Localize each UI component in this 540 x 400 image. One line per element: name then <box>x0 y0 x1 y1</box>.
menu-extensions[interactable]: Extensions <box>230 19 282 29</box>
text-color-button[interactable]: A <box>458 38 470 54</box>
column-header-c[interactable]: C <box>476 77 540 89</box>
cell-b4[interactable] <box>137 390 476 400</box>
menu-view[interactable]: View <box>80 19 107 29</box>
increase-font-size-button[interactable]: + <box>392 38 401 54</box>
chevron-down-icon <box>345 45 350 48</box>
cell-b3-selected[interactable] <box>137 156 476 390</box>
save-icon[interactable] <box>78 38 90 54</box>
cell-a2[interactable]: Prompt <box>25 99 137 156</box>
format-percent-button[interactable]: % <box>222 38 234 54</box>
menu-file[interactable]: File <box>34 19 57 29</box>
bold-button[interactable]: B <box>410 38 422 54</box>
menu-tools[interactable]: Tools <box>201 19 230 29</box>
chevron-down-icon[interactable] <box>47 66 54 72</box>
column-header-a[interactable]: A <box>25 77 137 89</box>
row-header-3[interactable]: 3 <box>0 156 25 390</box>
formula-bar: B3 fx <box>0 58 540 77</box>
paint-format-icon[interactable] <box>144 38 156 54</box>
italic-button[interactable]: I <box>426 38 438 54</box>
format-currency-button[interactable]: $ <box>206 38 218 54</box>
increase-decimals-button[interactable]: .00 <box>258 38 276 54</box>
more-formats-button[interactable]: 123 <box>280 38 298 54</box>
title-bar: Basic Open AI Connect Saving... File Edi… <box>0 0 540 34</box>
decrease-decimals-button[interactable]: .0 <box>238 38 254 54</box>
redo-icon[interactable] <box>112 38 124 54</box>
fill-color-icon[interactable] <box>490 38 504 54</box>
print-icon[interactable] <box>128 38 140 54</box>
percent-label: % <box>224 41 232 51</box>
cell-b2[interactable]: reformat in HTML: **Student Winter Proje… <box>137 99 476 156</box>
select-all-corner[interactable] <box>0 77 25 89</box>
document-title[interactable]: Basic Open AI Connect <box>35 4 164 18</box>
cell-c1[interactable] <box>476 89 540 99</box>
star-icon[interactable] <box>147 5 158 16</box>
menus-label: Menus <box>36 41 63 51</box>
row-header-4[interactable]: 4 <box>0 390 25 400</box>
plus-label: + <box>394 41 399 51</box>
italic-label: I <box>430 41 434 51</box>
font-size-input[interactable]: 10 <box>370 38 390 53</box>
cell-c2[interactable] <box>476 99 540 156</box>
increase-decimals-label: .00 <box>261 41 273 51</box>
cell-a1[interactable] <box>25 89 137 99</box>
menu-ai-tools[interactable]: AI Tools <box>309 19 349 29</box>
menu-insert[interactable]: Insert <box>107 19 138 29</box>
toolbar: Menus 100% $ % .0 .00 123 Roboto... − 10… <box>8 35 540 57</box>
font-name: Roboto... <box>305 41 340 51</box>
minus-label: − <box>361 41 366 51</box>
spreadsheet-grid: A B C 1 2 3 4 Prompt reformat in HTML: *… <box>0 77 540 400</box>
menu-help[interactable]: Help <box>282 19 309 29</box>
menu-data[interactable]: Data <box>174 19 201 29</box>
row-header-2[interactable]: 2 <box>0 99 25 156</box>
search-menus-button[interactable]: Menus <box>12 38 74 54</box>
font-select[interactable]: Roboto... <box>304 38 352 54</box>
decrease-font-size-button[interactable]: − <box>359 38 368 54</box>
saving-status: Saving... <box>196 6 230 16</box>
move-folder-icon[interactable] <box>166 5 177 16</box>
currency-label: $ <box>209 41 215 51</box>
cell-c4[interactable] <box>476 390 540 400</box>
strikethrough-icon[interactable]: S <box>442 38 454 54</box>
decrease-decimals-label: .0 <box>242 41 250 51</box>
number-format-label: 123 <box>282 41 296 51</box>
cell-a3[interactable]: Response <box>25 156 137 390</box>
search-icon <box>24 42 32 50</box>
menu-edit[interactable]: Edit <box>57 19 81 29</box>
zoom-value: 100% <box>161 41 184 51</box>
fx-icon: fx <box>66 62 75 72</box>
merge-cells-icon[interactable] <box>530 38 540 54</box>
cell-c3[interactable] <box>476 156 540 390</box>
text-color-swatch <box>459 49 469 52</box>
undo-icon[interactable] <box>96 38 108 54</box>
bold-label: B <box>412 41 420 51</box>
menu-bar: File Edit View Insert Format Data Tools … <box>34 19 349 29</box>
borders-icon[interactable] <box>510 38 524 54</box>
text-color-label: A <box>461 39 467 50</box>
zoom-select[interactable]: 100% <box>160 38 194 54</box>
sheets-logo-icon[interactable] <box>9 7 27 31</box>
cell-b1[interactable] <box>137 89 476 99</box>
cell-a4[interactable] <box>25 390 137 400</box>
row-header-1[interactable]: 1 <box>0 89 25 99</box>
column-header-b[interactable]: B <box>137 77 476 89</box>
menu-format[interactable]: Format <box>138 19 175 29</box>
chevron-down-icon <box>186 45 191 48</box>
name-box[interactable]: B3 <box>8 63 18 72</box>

◆ **What is needed**:
Render every line of the data above as a numbered list, omitting any blank lines.

◆ **Response for this exercise**:
1. Localize each UI component in this 540 x 400 image. One line per element: name then <box>x0 y0 x1 y1</box>.
2. menu-extensions[interactable]: Extensions <box>230 19 282 29</box>
3. text-color-button[interactable]: A <box>458 38 470 54</box>
4. column-header-c[interactable]: C <box>476 77 540 89</box>
5. cell-b4[interactable] <box>137 390 476 400</box>
6. menu-view[interactable]: View <box>80 19 107 29</box>
7. increase-font-size-button[interactable]: + <box>392 38 401 54</box>
8. chevron-down-icon <box>345 45 350 48</box>
9. cell-b3-selected[interactable] <box>137 156 476 390</box>
10. save-icon[interactable] <box>78 38 90 54</box>
11. cell-a2[interactable]: Prompt <box>25 99 137 156</box>
12. format-percent-button[interactable]: % <box>222 38 234 54</box>
13. menu-file[interactable]: File <box>34 19 57 29</box>
14. bold-button[interactable]: B <box>410 38 422 54</box>
15. menu-tools[interactable]: Tools <box>201 19 230 29</box>
16. chevron-down-icon[interactable] <box>47 66 54 72</box>
17. column-header-a[interactable]: A <box>25 77 137 89</box>
18. row-header-3[interactable]: 3 <box>0 156 25 390</box>
19. formula-bar: B3 fx <box>0 58 540 77</box>
20. paint-format-icon[interactable] <box>144 38 156 54</box>
21. italic-button[interactable]: I <box>426 38 438 54</box>
22. format-currency-button[interactable]: $ <box>206 38 218 54</box>
23. increase-decimals-button[interactable]: .00 <box>258 38 276 54</box>
24. more-formats-button[interactable]: 123 <box>280 38 298 54</box>
25. title-bar: Basic Open AI Connect Saving... File Edi… <box>0 0 540 34</box>
26. decrease-decimals-button[interactable]: .0 <box>238 38 254 54</box>
27. redo-icon[interactable] <box>112 38 124 54</box>
28. fill-color-icon[interactable] <box>490 38 504 54</box>
29. print-icon[interactable] <box>128 38 140 54</box>
30. percent-label: % <box>224 41 232 51</box>
31. cell-b2[interactable]: reformat in HTML: **Student Winter Proje… <box>137 99 476 156</box>
32. select-all-corner[interactable] <box>0 77 25 89</box>
33. document-title[interactable]: Basic Open AI Connect <box>35 4 164 18</box>
34. cell-c1[interactable] <box>476 89 540 99</box>
35. star-icon[interactable] <box>147 5 158 16</box>
36. menus-label: Menus <box>36 41 63 51</box>
37. row-header-4[interactable]: 4 <box>0 390 25 400</box>
38. plus-label: + <box>394 41 399 51</box>
39. italic-label: I <box>430 41 434 51</box>
40. font-size-input[interactable]: 10 <box>370 38 390 53</box>
41. cell-c2[interactable] <box>476 99 540 156</box>
42. increase-decimals-label: .00 <box>261 41 273 51</box>
43. cell-a1[interactable] <box>25 89 137 99</box>
44. menu-ai-tools[interactable]: AI Tools <box>309 19 349 29</box>
45. menu-insert[interactable]: Insert <box>107 19 138 29</box>
46. toolbar: Menus 100% $ % .0 .00 123 Roboto... − 10… <box>8 35 540 57</box>
47. font-name: Roboto... <box>305 41 340 51</box>
48. minus-label: − <box>361 41 366 51</box>
49. spreadsheet-grid: A B C 1 2 3 4 Prompt reformat in HTML: *… <box>0 77 540 400</box>
50. menu-help[interactable]: Help <box>282 19 309 29</box>
51. menu-data[interactable]: Data <box>174 19 201 29</box>
52. row-header-2[interactable]: 2 <box>0 99 25 156</box>
53. search-menus-button[interactable]: Menus <box>12 38 74 54</box>
54. font-select[interactable]: Roboto... <box>304 38 352 54</box>
55. decrease-font-size-button[interactable]: − <box>359 38 368 54</box>
56. saving-status: Saving... <box>196 6 230 16</box>
57. move-folder-icon[interactable] <box>166 5 177 16</box>
58. currency-label: $ <box>209 41 215 51</box>
59. cell-c4[interactable] <box>476 390 540 400</box>
60. strikethrough-icon[interactable]: S <box>442 38 454 54</box>
61. decrease-decimals-label: .0 <box>242 41 250 51</box>
62. number-format-label: 123 <box>282 41 296 51</box>
63. cell-a3[interactable]: Response <box>25 156 137 390</box>
64. search-icon <box>24 42 32 50</box>
65. menu-edit[interactable]: Edit <box>57 19 81 29</box>
66. zoom-value: 100% <box>161 41 184 51</box>
67. fx-icon: fx <box>66 62 75 72</box>
68. merge-cells-icon[interactable] <box>530 38 540 54</box>
69. cell-c3[interactable] <box>476 156 540 390</box>
70. text-color-swatch <box>459 49 469 52</box>
71. undo-icon[interactable] <box>96 38 108 54</box>
72. bold-label: B <box>412 41 420 51</box>
73. menu-bar: File Edit View Insert Format Data Tools … <box>34 19 349 29</box>
74. borders-icon[interactable] <box>510 38 524 54</box>
75. text-color-label: A <box>461 39 467 50</box>
76. zoom-select[interactable]: 100% <box>160 38 194 54</box>
77. sheets-logo-icon[interactable] <box>9 7 27 31</box>
78. cell-b1[interactable] <box>137 89 476 99</box>
79. cell-a4[interactable] <box>25 390 137 400</box>
80. row-header-1[interactable]: 1 <box>0 89 25 99</box>
81. column-header-b[interactable]: B <box>137 77 476 89</box>
82. menu-format[interactable]: Format <box>138 19 175 29</box>
83. chevron-down-icon <box>186 45 191 48</box>
84. name-box[interactable]: B3 <box>8 63 18 72</box>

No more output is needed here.